## RECORD EXTRACTS
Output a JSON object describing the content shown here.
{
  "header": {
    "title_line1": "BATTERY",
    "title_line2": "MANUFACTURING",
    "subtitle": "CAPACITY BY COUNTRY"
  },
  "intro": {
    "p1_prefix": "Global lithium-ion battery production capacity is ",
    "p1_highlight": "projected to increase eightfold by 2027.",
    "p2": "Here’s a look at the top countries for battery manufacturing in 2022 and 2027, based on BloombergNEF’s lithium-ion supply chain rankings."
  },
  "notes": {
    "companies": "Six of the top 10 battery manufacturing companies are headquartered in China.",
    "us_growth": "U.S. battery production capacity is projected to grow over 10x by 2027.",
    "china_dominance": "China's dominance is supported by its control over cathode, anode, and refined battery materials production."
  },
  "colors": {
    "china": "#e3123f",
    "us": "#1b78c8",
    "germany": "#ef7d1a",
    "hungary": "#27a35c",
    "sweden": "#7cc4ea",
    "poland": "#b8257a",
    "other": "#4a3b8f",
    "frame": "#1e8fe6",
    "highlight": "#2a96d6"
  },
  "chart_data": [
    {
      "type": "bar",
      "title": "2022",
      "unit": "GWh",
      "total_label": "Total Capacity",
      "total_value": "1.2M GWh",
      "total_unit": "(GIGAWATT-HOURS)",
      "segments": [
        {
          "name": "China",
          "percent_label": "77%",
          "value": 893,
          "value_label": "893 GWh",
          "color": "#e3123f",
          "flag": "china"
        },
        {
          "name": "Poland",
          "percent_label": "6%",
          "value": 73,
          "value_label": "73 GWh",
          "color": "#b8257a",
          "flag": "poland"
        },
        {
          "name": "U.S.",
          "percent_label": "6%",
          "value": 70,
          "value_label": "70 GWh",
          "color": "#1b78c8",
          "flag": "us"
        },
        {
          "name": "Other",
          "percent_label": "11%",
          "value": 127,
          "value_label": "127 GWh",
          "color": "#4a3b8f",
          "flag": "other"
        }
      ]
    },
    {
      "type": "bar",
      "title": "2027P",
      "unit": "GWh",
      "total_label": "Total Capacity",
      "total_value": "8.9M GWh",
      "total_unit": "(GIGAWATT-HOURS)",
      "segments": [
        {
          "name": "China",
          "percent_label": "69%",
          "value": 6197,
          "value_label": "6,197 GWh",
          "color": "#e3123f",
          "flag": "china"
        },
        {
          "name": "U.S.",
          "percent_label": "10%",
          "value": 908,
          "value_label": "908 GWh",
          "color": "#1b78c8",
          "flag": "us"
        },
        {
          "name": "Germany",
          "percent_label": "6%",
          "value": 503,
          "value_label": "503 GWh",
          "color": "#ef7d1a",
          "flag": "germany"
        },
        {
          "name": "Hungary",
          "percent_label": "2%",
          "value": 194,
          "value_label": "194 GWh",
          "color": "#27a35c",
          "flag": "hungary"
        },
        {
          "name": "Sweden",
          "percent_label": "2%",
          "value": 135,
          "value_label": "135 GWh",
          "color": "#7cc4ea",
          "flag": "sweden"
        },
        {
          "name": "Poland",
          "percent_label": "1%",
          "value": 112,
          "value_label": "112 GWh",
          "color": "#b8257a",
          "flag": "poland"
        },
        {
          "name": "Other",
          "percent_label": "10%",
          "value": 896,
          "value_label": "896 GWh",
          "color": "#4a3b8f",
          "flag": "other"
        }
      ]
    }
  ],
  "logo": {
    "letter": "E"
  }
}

## BRIEF
Check each line above for the word "lithium" and say how many have it, with nothing else.

## RESULT OF THIS TASK
2